Task brief. Transcribe every line of the listing below without any deviation.

═══ Given records ═══

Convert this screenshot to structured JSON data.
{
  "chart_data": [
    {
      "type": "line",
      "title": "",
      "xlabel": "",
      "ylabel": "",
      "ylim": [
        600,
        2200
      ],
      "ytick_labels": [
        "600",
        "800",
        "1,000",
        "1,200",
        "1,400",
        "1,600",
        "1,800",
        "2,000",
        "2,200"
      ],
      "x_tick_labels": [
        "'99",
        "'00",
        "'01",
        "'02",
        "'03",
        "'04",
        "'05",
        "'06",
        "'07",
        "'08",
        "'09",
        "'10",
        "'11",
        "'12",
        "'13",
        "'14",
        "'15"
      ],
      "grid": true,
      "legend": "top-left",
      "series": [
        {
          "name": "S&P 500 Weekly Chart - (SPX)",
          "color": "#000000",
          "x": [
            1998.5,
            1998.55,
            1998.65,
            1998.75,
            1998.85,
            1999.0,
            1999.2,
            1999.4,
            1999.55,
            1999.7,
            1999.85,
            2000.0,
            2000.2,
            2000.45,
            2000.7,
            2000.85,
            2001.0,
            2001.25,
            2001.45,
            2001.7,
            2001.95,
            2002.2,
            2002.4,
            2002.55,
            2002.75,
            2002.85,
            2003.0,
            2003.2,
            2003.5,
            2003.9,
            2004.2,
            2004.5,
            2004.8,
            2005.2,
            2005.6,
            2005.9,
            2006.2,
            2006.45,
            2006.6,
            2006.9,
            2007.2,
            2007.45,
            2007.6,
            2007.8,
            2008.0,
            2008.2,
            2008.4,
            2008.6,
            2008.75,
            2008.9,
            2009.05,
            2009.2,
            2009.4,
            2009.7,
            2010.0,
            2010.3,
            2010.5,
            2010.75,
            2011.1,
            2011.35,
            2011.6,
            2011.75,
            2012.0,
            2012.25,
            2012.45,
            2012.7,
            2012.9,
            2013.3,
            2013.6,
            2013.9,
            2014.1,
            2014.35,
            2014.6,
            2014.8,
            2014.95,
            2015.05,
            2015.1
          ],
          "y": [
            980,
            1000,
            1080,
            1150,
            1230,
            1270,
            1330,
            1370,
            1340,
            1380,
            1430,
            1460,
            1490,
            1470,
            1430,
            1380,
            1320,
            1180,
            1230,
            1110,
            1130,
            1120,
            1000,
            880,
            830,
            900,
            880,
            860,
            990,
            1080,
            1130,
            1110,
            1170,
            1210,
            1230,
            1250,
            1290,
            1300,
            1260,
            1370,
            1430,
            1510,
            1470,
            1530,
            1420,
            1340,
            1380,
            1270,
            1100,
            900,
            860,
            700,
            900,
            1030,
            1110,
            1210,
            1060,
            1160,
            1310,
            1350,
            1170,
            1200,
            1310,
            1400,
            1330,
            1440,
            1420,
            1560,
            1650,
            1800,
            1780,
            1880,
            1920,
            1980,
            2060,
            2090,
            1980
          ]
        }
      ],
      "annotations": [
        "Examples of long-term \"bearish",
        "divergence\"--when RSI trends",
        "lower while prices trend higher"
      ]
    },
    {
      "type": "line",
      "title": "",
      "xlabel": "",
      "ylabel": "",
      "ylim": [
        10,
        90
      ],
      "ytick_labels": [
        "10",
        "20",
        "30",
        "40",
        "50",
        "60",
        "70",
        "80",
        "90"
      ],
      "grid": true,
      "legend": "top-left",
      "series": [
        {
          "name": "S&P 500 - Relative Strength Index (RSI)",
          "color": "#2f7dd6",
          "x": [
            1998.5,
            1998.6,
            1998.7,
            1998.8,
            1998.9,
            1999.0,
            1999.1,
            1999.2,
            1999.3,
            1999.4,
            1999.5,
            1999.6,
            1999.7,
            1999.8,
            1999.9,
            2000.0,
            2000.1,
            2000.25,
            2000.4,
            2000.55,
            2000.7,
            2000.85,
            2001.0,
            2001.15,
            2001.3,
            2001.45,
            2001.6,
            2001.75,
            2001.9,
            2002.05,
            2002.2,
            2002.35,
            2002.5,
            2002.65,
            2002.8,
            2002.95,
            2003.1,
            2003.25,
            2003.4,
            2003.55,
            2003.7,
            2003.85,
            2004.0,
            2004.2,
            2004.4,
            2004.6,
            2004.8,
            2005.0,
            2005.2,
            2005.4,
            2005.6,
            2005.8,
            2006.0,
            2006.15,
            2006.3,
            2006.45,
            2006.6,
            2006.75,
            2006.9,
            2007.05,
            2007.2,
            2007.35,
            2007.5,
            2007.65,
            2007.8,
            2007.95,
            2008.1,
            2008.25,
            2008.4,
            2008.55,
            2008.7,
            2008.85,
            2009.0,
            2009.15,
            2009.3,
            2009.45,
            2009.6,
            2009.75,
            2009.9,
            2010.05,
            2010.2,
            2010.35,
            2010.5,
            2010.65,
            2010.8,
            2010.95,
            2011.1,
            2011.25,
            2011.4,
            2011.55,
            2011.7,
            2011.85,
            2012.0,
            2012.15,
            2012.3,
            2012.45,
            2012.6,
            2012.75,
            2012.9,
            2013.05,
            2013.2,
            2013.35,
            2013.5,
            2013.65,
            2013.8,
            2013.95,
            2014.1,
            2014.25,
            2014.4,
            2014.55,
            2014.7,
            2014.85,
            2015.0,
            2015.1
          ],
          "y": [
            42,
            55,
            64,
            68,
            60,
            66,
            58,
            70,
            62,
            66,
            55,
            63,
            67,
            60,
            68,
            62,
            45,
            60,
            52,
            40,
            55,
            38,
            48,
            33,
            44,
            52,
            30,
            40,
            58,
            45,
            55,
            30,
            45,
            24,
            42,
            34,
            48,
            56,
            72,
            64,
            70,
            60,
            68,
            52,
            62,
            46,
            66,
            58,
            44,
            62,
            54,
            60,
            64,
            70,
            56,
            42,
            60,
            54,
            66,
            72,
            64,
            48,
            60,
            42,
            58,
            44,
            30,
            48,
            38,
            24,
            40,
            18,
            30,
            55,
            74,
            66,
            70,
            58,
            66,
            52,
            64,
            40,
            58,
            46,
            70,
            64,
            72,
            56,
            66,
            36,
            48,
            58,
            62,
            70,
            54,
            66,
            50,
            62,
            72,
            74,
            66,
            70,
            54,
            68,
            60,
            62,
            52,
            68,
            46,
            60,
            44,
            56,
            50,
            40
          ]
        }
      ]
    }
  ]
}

═══

Complete response.
Convert this screenshot to structured JSON data.
{
  "chart_data": [
    {
      "type": "line",
      "title": "",
      "xlabel": "",
      "ylabel": "",
      "ylim": [
        600,
        2200
      ],
      "ytick_labels": [
        "600",
        "800",
        "1,000",
        "1,200",
        "1,400",
        "1,600",
        "1,800",
        "2,000",
        "2,200"
      ],
      "x_tick_labels": [
        "'99",
        "'00",
        "'01",
        "'02",
        "'03",
        "'04",
        "'05",
        "'06",
        "'07",
        "'08",
        "'09",
        "'10",
        "'11",
        "'12",
        "'13",
        "'14",
        "'15"
      ],
      "grid": true,
      "legend": "top-left",
      "series": [
        {
          "name": "S&P 500 Weekly Chart - (SPX)",
          "color": "#000000",
          "x": [
            1998.5,
            1998.55,
            1998.65,
            1998.75,
            1998.85,
            1999.0,
            1999.2,
            1999.4,
            1999.55,
            1999.7,
            1999.85,
            2000.0,
            2000.2,
            2000.45,
            2000.7,
            2000.85,
            2001.0,
            2001.25,
            2001.45,
            2001.7,
            2001.95,
            2002.2,
            2002.4,
            2002.55,
            2002.75,
            2002.85,
            2003.0,
            2003.2,
            2003.5,
            2003.9,
            2004.2,
            2004.5,
            2004.8,
            2005.2,
            2005.6,
            2005.9,
            2006.2,
            2006.45,
            2006.6,
            2006.9,
            2007.2,
            2007.45,
            2007.6,
            2007.8,
            2008.0,
            2008.2,
            2008.4,
            2008.6,
            2008.75,
            2008.9,
            2009.05,
            2009.2,
            2009.4,
            2009.7,
            2010.0,
            2010.3,
            2010.5,
            2010.75,
            2011.1,
            2011.35,
            2011.6,
            2011.75,
            2012.0,
            2012.25,
            2012.45,
            2012.7,
            2012.9,
            2013.3,
            2013.6,
            2013.9,
            2014.1,
            2014.35,
            2014.6,
            2014.8,
            2014.95,
            2015.05,
            2015.1
          ],
          "y": [
            980,
            1000,
            1080,
            1150,
            1230,
            1270,
            1330,
            1370,
            1340,
            1380,
            1430,
            1460,
            1490,
            1470,
            1430,
            1380,
            1320,
            1180,
            1230,
            1110,
            1130,
            1120,
            1000,
            880,
            830,
            900,
            880,
            860,
            990,
            1080,
            1130,
            1110,
            1170,
            1210,
            1230,
            1250,
            1290,
            1300,
            1260,
            1370,
            1430,
            1510,
            1470,
            1530,
            1420,
            1340,
            1380,
            1270,
            1100,
            900,
            860,
            700,
            900,
            1030,
            1110,
            1210,
            1060,
            1160,
            1310,
            1350,
            1170,
            1200,
            1310,
            1400,
            1330,
            1440,
            1420,
            1560,
            1650,
            1800,
            1780,
            1880,
            1920,
            1980,
            2060,
            2090,
            1980
          ]
        }
      ],
      "annotations": [
        "Examples of long-term \"bearish",
        "divergence\"--when RSI trends",
        "lower while prices trend higher"
      ]
    },
    {
      "type": "line",
      "title": "",
      "xlabel": "",
      "ylabel": "",
      "ylim": [
        10,
        90
      ],
      "ytick_labels": [
        "10",
        "20",
        "30",
        "40",
        "50",
        "60",
        "70",
        "80",
        "90"
      ],
      "grid": true,
      "legend": "top-left",
      "series": [
        {
          "name": "S&P 500 - Relative Strength Index (RSI)",
          "color": "#2f7dd6",
          "x": [
            1998.5,
            1998.6,
            1998.7,
            1998.8,
            1998.9,
            1999.0,
            1999.1,
            1999.2,
            1999.3,
            1999.4,
            1999.5,
            1999.6,
            1999.7,
            1999.8,
            1999.9,
            2000.0,
            2000.1,
            2000.25,
            2000.4,
            2000.55,
            2000.7,
            2000.85,
            2001.0,
            2001.15,
            2001.3,
            2001.45,
            2001.6,
            2001.75,
            2001.9,
            2002.05,
            2002.2,
            2002.35,
            2002.5,
            2002.65,
            2002.8,
            2002.95,
            2003.1,
            2003.25,
            2003.4,
            2003.55,
            2003.7,
            2003.85,
            2004.0,
            2004.2,
            2004.4,
            2004.6,
            2004.8,
            2005.0,
            2005.2,
            2005.4,
            2005.6,
            2005.8,
            2006.0,
            2006.15,
            2006.3,
            2006.45,
            2006.6,
            2006.75,
            2006.9,
            2007.05,
            2007.2,
            2007.35,
            2007.5,
            2007.65,
            2007.8,
            2007.95,
            2008.1,
            2008.25,
            2008.4,
            2008.55,
            2008.7,
            2008.85,
            2009.0,
            2009.15,
            2009.3,
            2009.45,
            2009.6,
            2009.75,
            2009.9,
            2010.05,
            2010.2,
            2010.35,
            2010.5,
            2010.65,
            2010.8,
            2010.95,
            2011.1,
            2011.25,
            2011.4,
            2011.55,
            2011.7,
            2011.85,
            2012.0,
            2012.15,
            2012.3,
            2012.45,
            2012.6,
            2012.75,
            2012.9,
            2013.05,
            2013.2,
            2013.35,
            2013.5,
            2013.65,
            2013.8,
            2013.95,
            2014.1,
            2014.25,
            2014.4,
            2014.55,
            2014.7,
            2014.85,
            2015.0,
            2015.1
          ],
          "y": [
            42,
            55,
            64,
            68,
            60,
            66,
            58,
            70,
            62,
            66,
            55,
            63,
            67,
            60,
            68,
            62,
            45,
            60,
            52,
            40,
            55,
            38,
            48,
            33,
            44,
            52,
            30,
            40,
            58,
            45,
            55,
            30,
            45,
            24,
            42,
            34,
            48,
            56,
            72,
            64,
            70,
            60,
            68,
            52,
            62,
            46,
            66,
            58,
            44,
            62,
            54,
            60,
            64,
            70,
            56,
            42,
            60,
            54,
            66,
            72,
            64,
            48,
            60,
            42,
            58,
            44,
            30,
            48,
            38,
            24,
            40,
            18,
            30,
            55,
            74,
            66,
            70,
            58,
            66,
            52,
            64,
            40,
            58,
            46,
            70,
            64,
            72,
            56,
            66,
            36,
            48,
            58,
            62,
            70,
            54,
            66,
            50,
            62,
            72,
            74,
            66,
            70,
            54,
            68,
            60,
            62,
            52,
            68,
            46,
            60,
            44,
            56,
            50,
            40
          ]
        }
      ]
    }
  ]
}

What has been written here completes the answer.